:: Recorded data ::
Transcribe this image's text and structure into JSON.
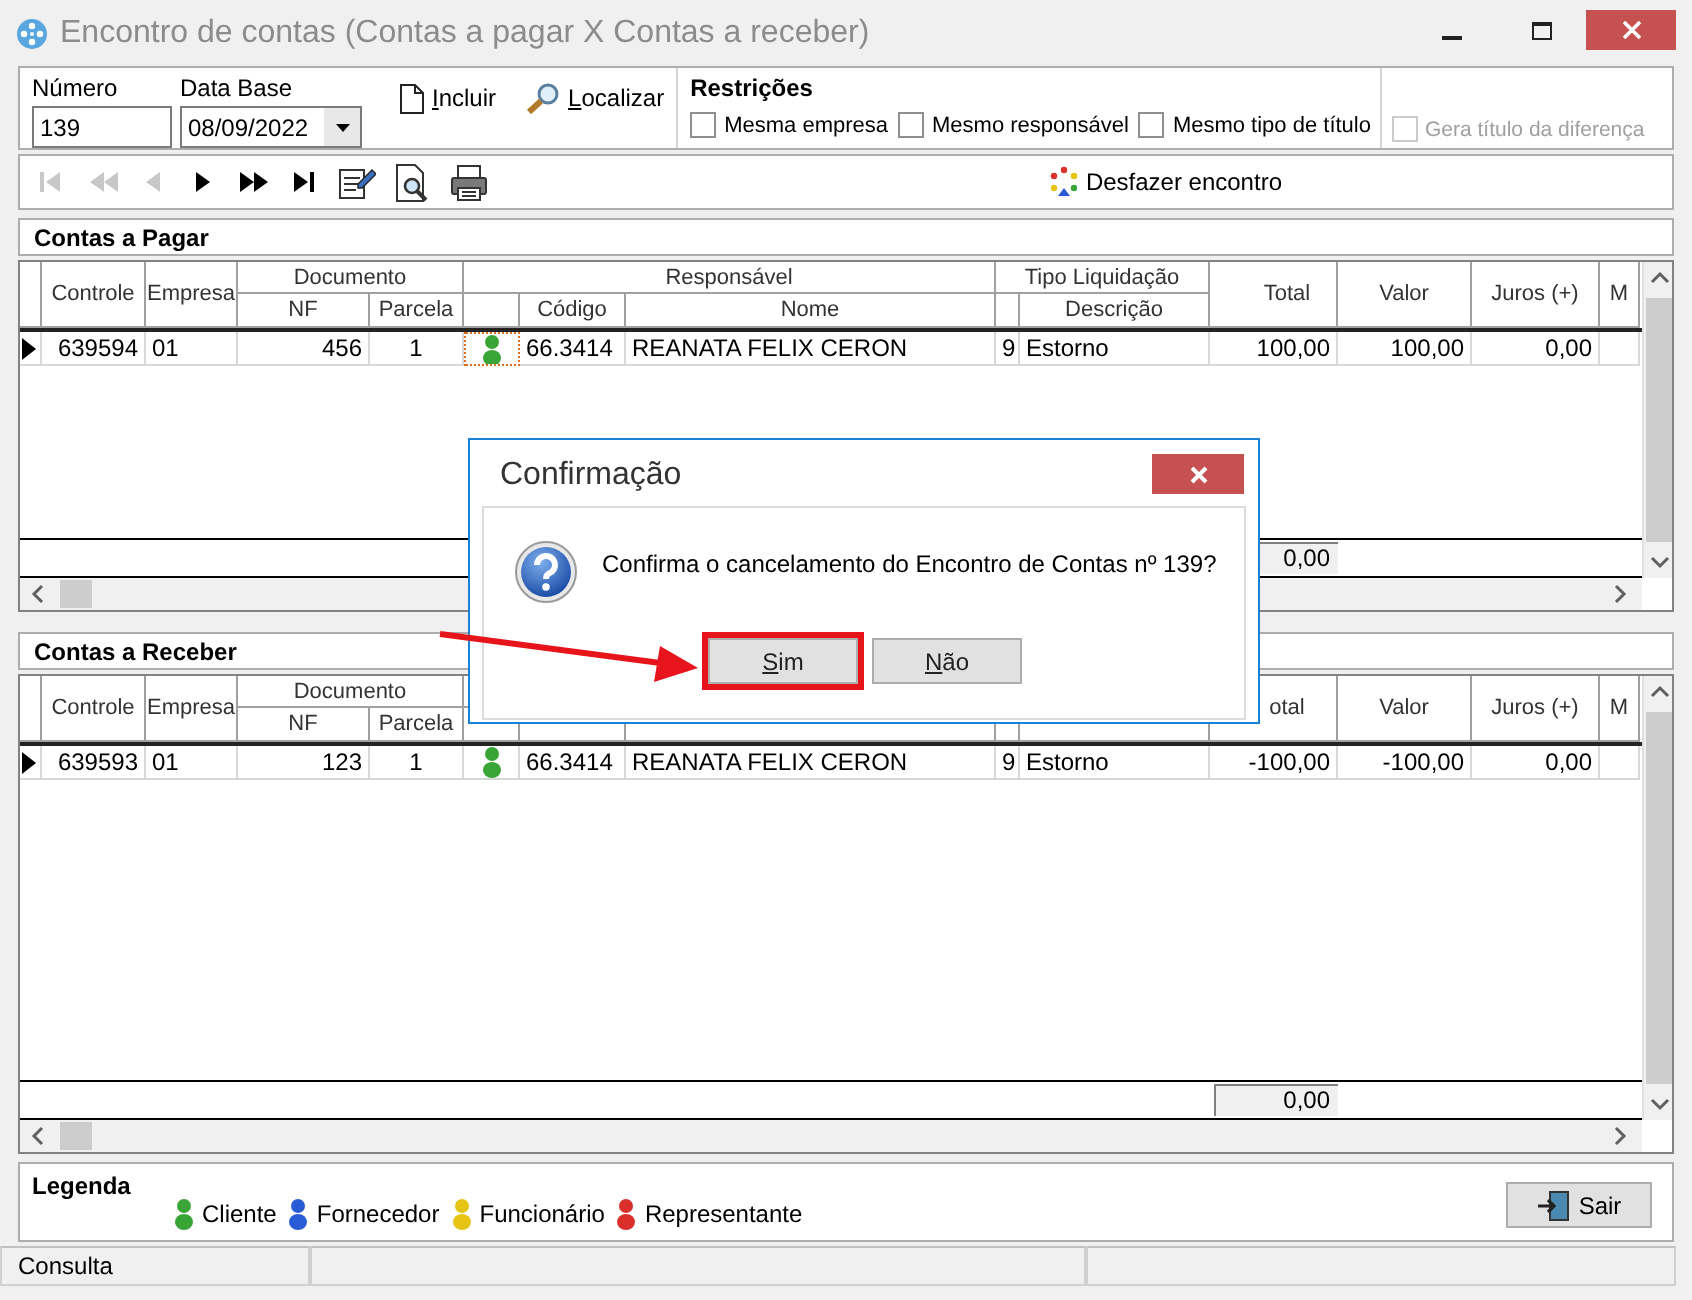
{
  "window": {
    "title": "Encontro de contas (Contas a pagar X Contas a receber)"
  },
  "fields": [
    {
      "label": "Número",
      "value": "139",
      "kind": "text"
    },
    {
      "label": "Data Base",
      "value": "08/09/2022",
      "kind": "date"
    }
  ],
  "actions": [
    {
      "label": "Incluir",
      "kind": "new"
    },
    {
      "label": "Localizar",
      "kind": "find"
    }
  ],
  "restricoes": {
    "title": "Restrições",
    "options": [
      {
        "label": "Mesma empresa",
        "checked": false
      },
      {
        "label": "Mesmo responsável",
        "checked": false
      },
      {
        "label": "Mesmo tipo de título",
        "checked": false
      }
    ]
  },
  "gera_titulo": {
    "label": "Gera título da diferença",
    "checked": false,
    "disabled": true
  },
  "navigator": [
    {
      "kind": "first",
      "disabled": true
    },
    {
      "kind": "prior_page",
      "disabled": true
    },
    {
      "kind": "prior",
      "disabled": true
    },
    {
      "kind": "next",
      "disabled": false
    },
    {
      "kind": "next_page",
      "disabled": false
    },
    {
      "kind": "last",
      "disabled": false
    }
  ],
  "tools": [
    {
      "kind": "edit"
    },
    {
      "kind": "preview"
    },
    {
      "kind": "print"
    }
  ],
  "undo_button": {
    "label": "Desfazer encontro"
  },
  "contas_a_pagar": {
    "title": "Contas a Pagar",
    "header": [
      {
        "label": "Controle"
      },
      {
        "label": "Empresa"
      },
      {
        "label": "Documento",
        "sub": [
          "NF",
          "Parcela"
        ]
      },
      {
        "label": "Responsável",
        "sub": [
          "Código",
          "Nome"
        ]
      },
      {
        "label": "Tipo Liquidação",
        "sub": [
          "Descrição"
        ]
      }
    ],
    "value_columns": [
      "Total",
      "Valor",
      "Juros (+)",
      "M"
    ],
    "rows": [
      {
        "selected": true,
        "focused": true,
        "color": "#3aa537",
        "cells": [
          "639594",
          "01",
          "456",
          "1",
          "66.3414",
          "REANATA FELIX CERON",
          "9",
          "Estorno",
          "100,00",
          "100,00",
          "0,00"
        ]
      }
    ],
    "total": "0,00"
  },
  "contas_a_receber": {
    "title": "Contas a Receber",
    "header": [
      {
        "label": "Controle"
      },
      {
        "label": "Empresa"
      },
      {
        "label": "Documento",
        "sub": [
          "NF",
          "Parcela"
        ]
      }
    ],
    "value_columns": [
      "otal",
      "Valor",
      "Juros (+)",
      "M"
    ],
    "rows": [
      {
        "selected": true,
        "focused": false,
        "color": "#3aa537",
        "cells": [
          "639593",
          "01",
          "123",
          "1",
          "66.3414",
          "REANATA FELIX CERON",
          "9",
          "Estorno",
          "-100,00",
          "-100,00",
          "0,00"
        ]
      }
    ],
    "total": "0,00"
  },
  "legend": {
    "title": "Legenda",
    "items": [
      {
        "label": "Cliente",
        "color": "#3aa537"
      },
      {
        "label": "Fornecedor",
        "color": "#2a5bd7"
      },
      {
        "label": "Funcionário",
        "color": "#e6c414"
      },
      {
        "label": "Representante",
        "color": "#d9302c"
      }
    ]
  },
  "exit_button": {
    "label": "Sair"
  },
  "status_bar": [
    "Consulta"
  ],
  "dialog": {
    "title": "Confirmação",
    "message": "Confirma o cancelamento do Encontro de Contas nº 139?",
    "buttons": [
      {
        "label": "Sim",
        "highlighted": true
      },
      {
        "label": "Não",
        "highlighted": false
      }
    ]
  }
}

==

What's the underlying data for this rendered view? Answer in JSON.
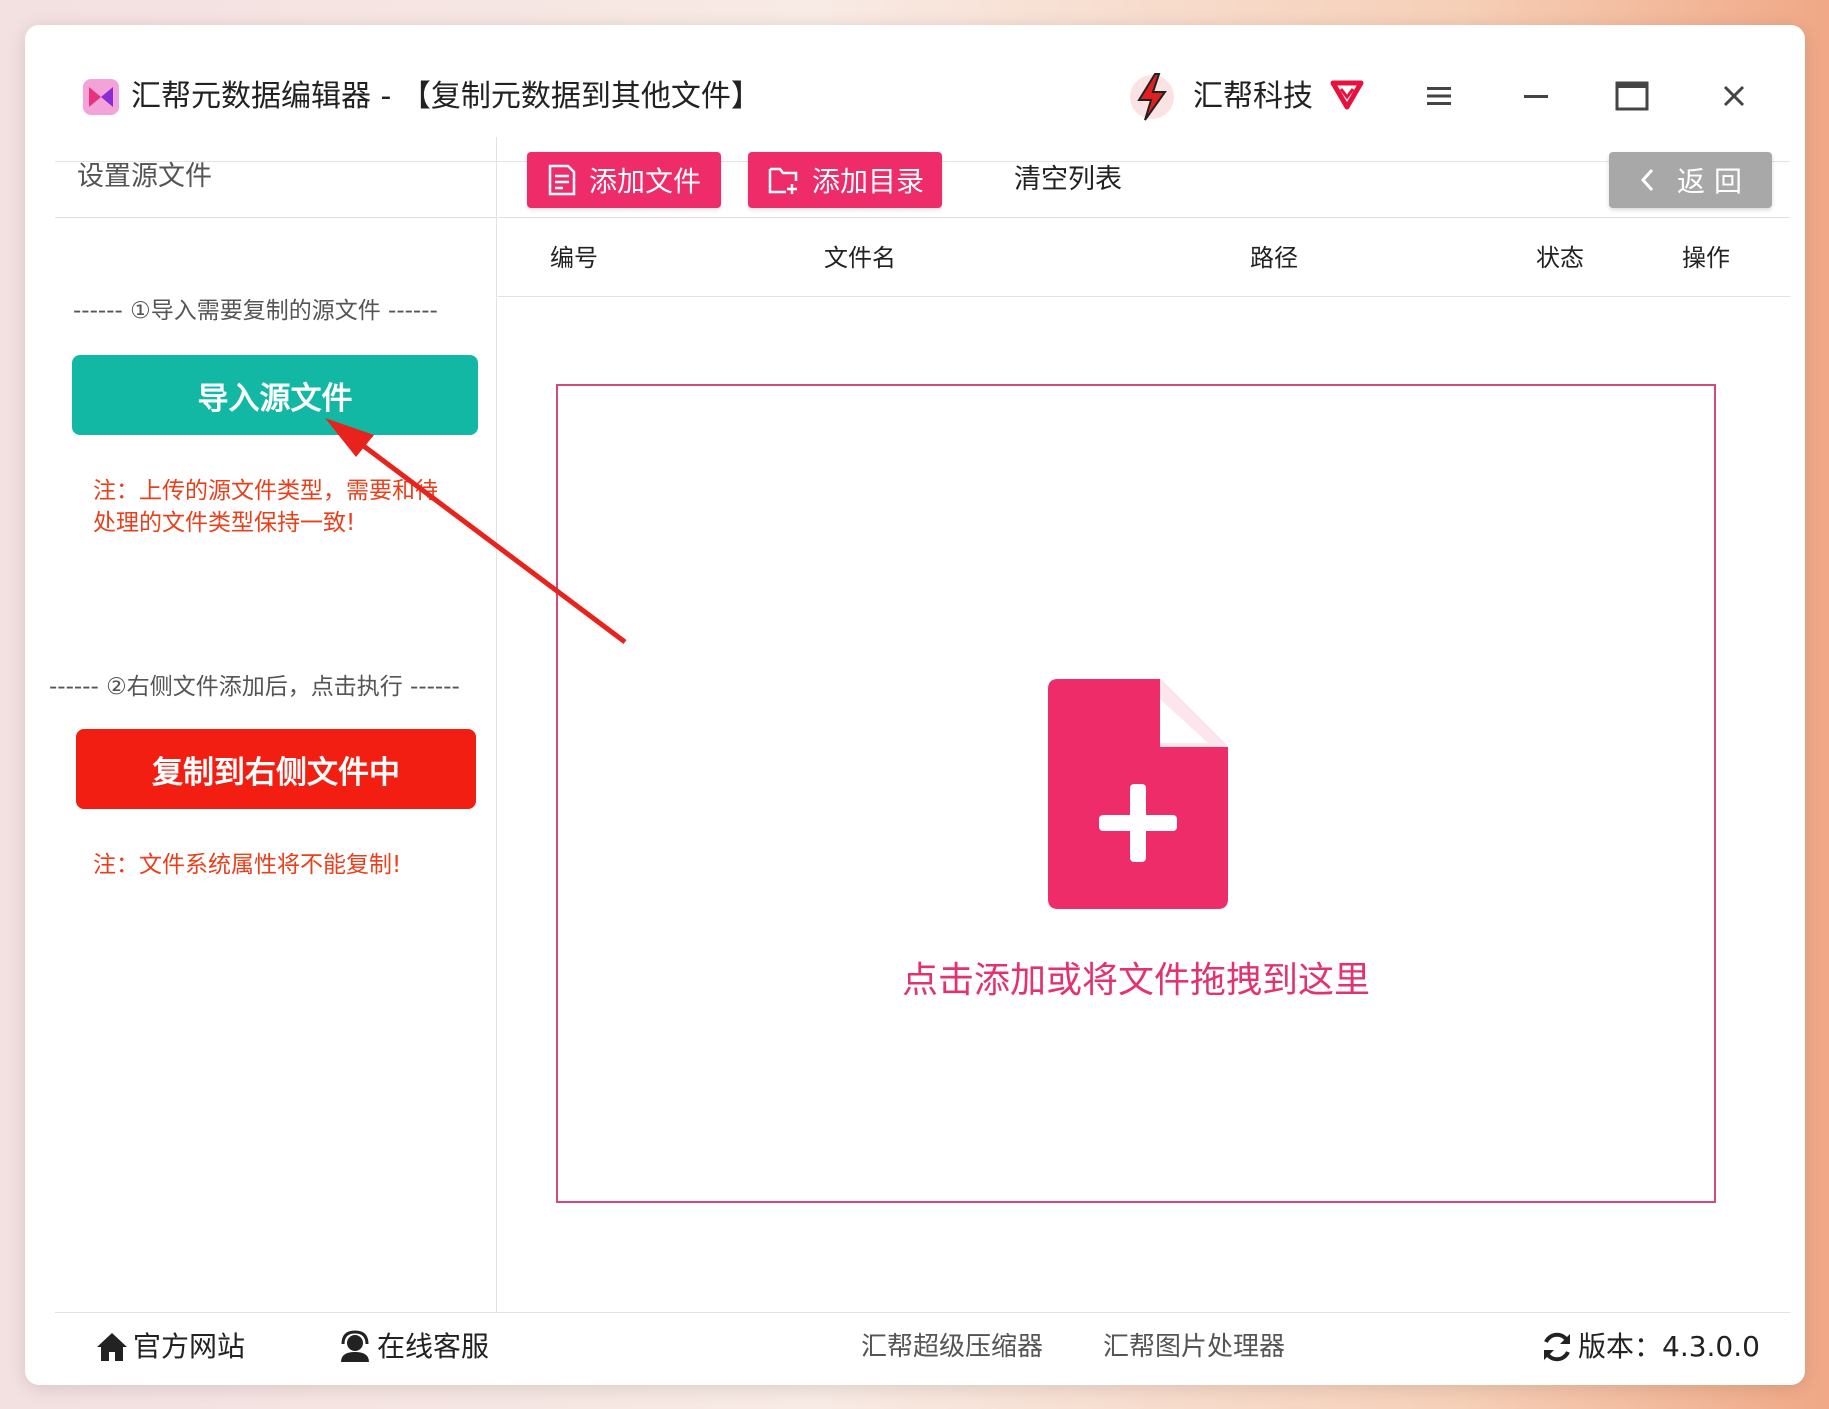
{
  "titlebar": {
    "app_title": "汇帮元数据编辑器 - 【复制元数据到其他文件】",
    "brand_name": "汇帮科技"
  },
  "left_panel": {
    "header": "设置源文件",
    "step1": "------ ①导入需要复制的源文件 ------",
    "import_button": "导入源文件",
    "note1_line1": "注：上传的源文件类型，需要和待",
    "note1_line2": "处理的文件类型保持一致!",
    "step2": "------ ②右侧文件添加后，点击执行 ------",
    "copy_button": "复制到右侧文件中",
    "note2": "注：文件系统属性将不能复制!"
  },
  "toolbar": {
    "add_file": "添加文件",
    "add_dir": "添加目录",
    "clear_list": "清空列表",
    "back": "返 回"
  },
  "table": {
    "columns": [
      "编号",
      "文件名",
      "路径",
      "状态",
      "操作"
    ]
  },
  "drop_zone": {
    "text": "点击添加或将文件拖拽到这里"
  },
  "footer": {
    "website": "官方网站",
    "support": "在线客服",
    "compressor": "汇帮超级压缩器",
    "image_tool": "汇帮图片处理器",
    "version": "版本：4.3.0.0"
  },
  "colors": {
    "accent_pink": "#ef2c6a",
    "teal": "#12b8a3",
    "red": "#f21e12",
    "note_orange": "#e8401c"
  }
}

:: TASK STATEMENT ::
Across all the entries, count the lines that contain the word "highlighted" and give the number by itself.

:: RESULT OF THE EXERCISE ::
2